START PROVIDED MATERIAL

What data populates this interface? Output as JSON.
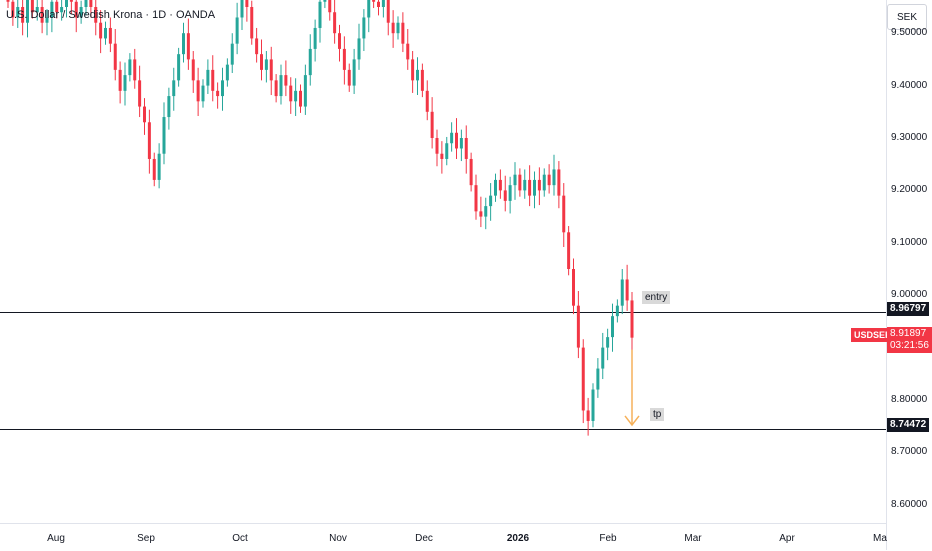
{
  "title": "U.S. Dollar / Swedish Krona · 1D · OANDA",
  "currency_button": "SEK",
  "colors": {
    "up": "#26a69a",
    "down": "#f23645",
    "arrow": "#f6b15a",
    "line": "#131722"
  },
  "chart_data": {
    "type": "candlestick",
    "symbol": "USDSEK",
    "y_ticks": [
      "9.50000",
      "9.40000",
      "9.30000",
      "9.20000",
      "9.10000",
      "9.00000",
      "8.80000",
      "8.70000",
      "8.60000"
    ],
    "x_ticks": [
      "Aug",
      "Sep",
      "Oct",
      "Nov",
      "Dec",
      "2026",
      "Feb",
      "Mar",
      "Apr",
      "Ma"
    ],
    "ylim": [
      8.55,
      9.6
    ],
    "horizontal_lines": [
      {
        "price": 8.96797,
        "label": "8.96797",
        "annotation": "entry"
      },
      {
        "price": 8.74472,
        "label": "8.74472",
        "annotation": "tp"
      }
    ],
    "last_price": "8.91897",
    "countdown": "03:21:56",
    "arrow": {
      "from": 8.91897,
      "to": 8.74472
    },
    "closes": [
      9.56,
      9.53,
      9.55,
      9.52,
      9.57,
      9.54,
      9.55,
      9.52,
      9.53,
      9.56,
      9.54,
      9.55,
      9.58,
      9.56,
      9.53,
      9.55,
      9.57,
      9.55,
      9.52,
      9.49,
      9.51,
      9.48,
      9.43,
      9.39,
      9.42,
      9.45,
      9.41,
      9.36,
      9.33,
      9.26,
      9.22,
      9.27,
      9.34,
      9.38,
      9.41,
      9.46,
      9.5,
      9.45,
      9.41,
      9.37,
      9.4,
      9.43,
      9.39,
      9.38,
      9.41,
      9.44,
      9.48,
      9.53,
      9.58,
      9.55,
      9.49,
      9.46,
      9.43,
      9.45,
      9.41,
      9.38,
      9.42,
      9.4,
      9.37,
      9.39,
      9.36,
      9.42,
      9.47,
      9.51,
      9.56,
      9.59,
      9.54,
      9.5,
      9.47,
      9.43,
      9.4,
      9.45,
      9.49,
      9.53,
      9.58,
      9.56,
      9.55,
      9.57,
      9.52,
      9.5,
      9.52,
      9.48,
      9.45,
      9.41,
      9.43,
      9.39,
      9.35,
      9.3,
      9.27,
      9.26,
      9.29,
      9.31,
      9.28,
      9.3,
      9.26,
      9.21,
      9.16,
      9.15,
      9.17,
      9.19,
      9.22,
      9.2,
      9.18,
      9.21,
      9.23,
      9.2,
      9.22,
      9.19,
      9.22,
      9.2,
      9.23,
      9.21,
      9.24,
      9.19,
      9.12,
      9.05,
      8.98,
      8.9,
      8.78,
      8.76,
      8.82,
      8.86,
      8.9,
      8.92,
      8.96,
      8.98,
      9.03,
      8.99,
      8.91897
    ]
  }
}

END PROVIDED MATERIAL
START PROVIDED MATERIAL

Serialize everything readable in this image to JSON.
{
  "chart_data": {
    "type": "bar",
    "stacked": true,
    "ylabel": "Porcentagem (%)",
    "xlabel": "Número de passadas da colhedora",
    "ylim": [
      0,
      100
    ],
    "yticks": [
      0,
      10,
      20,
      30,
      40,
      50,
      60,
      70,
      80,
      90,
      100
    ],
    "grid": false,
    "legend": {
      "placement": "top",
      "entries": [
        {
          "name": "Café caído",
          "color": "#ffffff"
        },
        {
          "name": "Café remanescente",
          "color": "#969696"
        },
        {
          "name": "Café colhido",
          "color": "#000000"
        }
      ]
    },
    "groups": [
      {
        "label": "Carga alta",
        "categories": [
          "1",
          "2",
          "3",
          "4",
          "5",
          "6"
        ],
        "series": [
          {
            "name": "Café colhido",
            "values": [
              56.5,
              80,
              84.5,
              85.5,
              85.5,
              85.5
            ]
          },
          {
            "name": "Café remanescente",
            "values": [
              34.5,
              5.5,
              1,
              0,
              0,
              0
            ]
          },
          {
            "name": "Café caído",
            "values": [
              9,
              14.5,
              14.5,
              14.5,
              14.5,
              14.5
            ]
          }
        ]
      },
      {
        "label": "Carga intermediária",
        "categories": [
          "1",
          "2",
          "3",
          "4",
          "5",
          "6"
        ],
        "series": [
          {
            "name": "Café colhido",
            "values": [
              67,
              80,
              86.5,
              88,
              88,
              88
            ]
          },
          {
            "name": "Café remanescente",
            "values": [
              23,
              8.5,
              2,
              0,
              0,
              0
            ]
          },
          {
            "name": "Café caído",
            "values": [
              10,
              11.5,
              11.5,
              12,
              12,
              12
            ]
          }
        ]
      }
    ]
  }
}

END PROVIDED MATERIAL
START PROVIDED MATERIAL

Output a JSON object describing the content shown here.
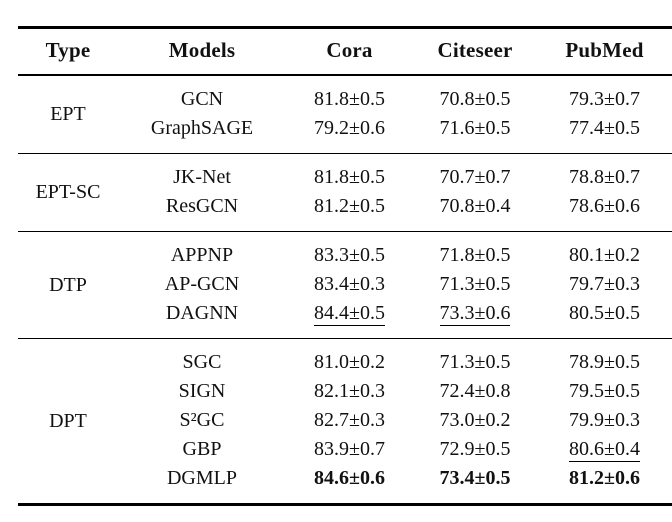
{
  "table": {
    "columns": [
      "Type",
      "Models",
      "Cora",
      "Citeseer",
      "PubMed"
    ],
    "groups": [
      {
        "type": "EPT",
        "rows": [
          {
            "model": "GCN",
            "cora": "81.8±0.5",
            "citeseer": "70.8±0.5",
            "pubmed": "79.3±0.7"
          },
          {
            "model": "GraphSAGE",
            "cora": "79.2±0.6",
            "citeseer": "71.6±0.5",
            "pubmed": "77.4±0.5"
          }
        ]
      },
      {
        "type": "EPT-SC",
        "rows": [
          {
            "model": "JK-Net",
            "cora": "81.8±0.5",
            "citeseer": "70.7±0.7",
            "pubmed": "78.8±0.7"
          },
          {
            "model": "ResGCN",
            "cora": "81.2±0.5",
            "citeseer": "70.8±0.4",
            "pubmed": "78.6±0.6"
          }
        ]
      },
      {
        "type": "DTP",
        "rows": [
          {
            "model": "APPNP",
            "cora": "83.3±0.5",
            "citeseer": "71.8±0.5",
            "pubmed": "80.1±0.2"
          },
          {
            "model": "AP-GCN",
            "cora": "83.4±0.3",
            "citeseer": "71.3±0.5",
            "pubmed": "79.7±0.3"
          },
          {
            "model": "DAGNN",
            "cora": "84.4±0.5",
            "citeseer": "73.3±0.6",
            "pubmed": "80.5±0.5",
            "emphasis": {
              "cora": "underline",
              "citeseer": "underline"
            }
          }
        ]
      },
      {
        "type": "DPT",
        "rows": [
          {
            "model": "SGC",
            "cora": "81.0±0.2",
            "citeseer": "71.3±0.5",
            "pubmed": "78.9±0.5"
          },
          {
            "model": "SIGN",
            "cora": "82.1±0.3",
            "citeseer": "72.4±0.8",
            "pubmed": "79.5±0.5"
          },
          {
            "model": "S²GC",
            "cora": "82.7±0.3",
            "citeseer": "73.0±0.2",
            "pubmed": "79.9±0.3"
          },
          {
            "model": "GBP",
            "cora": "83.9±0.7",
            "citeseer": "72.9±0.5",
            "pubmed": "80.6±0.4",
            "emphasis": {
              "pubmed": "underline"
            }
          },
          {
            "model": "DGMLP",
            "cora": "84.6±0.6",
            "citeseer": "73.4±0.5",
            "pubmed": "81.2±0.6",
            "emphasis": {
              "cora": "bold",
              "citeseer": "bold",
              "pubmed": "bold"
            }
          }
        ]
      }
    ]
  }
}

END PROVIDED MATERIAL

GOAL —
Scan the material above. Copy each line that holds the word "Carga".

TASK SOLUTION —
        "label": "Carga alta",
        "label": "Carga intermediária",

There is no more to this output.